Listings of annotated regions
··········

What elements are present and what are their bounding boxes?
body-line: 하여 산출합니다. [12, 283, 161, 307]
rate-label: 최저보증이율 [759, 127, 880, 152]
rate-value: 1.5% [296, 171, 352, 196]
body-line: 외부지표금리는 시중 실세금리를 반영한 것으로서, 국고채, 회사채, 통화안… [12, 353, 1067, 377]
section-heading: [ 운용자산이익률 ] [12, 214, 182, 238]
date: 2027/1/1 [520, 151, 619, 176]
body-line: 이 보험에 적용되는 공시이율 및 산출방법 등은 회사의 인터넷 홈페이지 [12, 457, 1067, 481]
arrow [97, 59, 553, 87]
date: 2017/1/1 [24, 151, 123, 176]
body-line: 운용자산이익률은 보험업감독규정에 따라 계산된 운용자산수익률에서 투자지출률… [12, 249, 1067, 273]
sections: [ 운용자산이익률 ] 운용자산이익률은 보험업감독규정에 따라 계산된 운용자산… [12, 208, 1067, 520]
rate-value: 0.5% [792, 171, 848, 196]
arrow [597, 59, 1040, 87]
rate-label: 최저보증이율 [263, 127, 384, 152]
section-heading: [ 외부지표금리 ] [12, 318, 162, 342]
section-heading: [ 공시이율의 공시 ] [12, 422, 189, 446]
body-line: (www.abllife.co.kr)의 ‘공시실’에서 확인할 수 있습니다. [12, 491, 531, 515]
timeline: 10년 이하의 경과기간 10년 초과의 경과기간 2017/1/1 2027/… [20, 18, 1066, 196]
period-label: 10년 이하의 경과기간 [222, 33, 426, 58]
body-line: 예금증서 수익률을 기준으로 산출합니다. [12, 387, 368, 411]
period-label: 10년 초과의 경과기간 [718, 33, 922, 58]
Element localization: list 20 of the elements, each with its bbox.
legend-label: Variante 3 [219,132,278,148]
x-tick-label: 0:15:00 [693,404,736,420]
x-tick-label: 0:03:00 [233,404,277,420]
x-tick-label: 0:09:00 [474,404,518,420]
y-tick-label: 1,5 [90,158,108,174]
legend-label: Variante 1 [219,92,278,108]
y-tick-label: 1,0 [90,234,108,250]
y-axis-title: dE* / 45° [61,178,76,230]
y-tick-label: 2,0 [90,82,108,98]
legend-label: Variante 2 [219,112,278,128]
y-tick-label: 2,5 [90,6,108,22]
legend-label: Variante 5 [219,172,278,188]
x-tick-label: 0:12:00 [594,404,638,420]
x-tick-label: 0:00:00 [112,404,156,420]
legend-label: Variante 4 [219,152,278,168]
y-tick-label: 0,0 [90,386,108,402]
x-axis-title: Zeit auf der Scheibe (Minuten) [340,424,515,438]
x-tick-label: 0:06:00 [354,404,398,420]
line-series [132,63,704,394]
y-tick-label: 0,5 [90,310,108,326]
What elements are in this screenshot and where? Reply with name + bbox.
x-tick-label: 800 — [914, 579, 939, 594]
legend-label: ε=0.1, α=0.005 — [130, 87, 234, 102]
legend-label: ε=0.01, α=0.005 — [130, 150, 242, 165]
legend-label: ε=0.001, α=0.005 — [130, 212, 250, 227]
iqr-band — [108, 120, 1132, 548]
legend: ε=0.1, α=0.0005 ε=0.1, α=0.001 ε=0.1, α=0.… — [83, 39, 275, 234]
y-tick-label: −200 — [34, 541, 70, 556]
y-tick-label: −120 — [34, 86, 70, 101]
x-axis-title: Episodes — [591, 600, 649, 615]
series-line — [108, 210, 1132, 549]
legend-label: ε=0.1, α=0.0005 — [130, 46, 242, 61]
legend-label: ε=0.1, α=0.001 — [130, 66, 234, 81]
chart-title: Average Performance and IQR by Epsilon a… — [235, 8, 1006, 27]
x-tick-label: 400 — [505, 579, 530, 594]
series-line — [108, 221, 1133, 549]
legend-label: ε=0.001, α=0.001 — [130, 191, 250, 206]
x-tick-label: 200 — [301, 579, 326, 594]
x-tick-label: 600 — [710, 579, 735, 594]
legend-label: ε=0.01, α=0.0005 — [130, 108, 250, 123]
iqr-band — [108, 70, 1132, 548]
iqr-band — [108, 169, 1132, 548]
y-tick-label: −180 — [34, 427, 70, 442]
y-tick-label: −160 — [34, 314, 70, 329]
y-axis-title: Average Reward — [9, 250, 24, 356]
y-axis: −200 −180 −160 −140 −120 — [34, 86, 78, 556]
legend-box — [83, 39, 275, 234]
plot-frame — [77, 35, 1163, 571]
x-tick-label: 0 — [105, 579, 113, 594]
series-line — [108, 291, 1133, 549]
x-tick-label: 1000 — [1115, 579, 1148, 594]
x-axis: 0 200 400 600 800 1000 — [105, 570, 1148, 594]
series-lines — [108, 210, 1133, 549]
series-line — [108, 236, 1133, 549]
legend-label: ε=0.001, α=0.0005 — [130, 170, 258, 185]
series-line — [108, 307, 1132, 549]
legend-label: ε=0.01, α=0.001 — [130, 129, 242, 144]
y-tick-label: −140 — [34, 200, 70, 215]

··········

Work instructions: Reproduce every line of the records above word for word, leaving nothing out and changing nothing.

Full output:
What elements are present and what are their bounding boxes?
body-line: 하여 산출합니다. [12, 283, 161, 307]
rate-label: 최저보증이율 [759, 127, 880, 152]
rate-value: 1.5% [296, 171, 352, 196]
body-line: 외부지표금리는 시중 실세금리를 반영한 것으로서, 국고채, 회사채, 통화안… [12, 353, 1067, 377]
section-heading: [ 운용자산이익률 ] [12, 214, 182, 238]
date: 2027/1/1 [520, 151, 619, 176]
body-line: 이 보험에 적용되는 공시이율 및 산출방법 등은 회사의 인터넷 홈페이지 [12, 457, 1067, 481]
arrow [97, 59, 553, 87]
date: 2017/1/1 [24, 151, 123, 176]
body-line: 운용자산이익률은 보험업감독규정에 따라 계산된 운용자산수익률에서 투자지출률… [12, 249, 1067, 273]
sections: [ 운용자산이익률 ] 운용자산이익률은 보험업감독규정에 따라 계산된 운용자산… [12, 208, 1067, 520]
rate-value: 0.5% [792, 171, 848, 196]
arrow [597, 59, 1040, 87]
rate-label: 최저보증이율 [263, 127, 384, 152]
section-heading: [ 외부지표금리 ] [12, 318, 162, 342]
section-heading: [ 공시이율의 공시 ] [12, 422, 189, 446]
body-line: (www.abllife.co.kr)의 ‘공시실’에서 확인할 수 있습니다. [12, 491, 531, 515]
timeline: 10년 이하의 경과기간 10년 초과의 경과기간 2017/1/1 2027/… [20, 18, 1066, 196]
period-label: 10년 이하의 경과기간 [222, 33, 426, 58]
body-line: 예금증서 수익률을 기준으로 산출합니다. [12, 387, 368, 411]
period-label: 10년 초과의 경과기간 [718, 33, 922, 58]
Element localization: list 20 of the elements, each with its bbox.
legend-label: Variante 3 [219,132,278,148]
x-tick-label: 0:15:00 [693,404,736,420]
x-tick-label: 0:03:00 [233,404,277,420]
x-tick-label: 0:09:00 [474,404,518,420]
y-tick-label: 1,5 [90,158,108,174]
legend-label: Variante 1 [219,92,278,108]
y-tick-label: 1,0 [90,234,108,250]
y-axis-title: dE* / 45° [61,178,76,230]
y-tick-label: 2,0 [90,82,108,98]
legend-label: Variante 2 [219,112,278,128]
y-tick-label: 2,5 [90,6,108,22]
legend-label: Variante 5 [219,172,278,188]
x-tick-label: 0:12:00 [594,404,638,420]
x-tick-label: 0:00:00 [112,404,156,420]
legend-label: Variante 4 [219,152,278,168]
y-tick-label: 0,0 [90,386,108,402]
x-axis-title: Zeit auf der Scheibe (Minuten) [340,424,515,438]
x-tick-label: 0:06:00 [354,404,398,420]
line-series [132,63,704,394]
y-tick-label: 0,5 [90,310,108,326]
What elements are in this screenshot and where? Reply with name + bbox.
x-tick-label: 800 — [914, 579, 939, 594]
legend-label: ε=0.1, α=0.005 — [130, 87, 234, 102]
legend-label: ε=0.01, α=0.005 — [130, 150, 242, 165]
legend-label: ε=0.001, α=0.005 — [130, 212, 250, 227]
iqr-band — [108, 120, 1132, 548]
legend: ε=0.1, α=0.0005 ε=0.1, α=0.001 ε=0.1, α=0.… — [83, 39, 275, 234]
y-tick-label: −200 — [34, 541, 70, 556]
y-tick-label: −120 — [34, 86, 70, 101]
x-axis-title: Episodes — [591, 600, 649, 615]
series-line — [108, 210, 1132, 549]
legend-label: ε=0.1, α=0.0005 — [130, 46, 242, 61]
legend-label: ε=0.1, α=0.001 — [130, 66, 234, 81]
chart-title: Average Performance and IQR by Epsilon a… — [235, 8, 1006, 27]
x-tick-label: 400 — [505, 579, 530, 594]
series-line — [108, 221, 1133, 549]
legend-label: ε=0.001, α=0.001 — [130, 191, 250, 206]
x-tick-label: 200 — [301, 579, 326, 594]
x-tick-label: 600 — [710, 579, 735, 594]
legend-label: ε=0.01, α=0.0005 — [130, 108, 250, 123]
iqr-band — [108, 70, 1132, 548]
iqr-band — [108, 169, 1132, 548]
y-tick-label: −180 — [34, 427, 70, 442]
y-tick-label: −160 — [34, 314, 70, 329]
y-axis-title: Average Reward — [9, 250, 24, 356]
y-axis: −200 −180 −160 −140 −120 — [34, 86, 78, 556]
legend-box — [83, 39, 275, 234]
plot-frame — [77, 35, 1163, 571]
x-tick-label: 0 — [105, 579, 113, 594]
series-line — [108, 291, 1133, 549]
x-tick-label: 1000 — [1115, 579, 1148, 594]
x-axis: 0 200 400 600 800 1000 — [105, 570, 1148, 594]
series-lines — [108, 210, 1133, 549]
series-line — [108, 236, 1133, 549]
legend-label: ε=0.001, α=0.0005 — [130, 170, 258, 185]
series-line — [108, 307, 1132, 549]
legend-label: ε=0.01, α=0.001 — [130, 129, 242, 144]
y-tick-label: −140 — [34, 200, 70, 215]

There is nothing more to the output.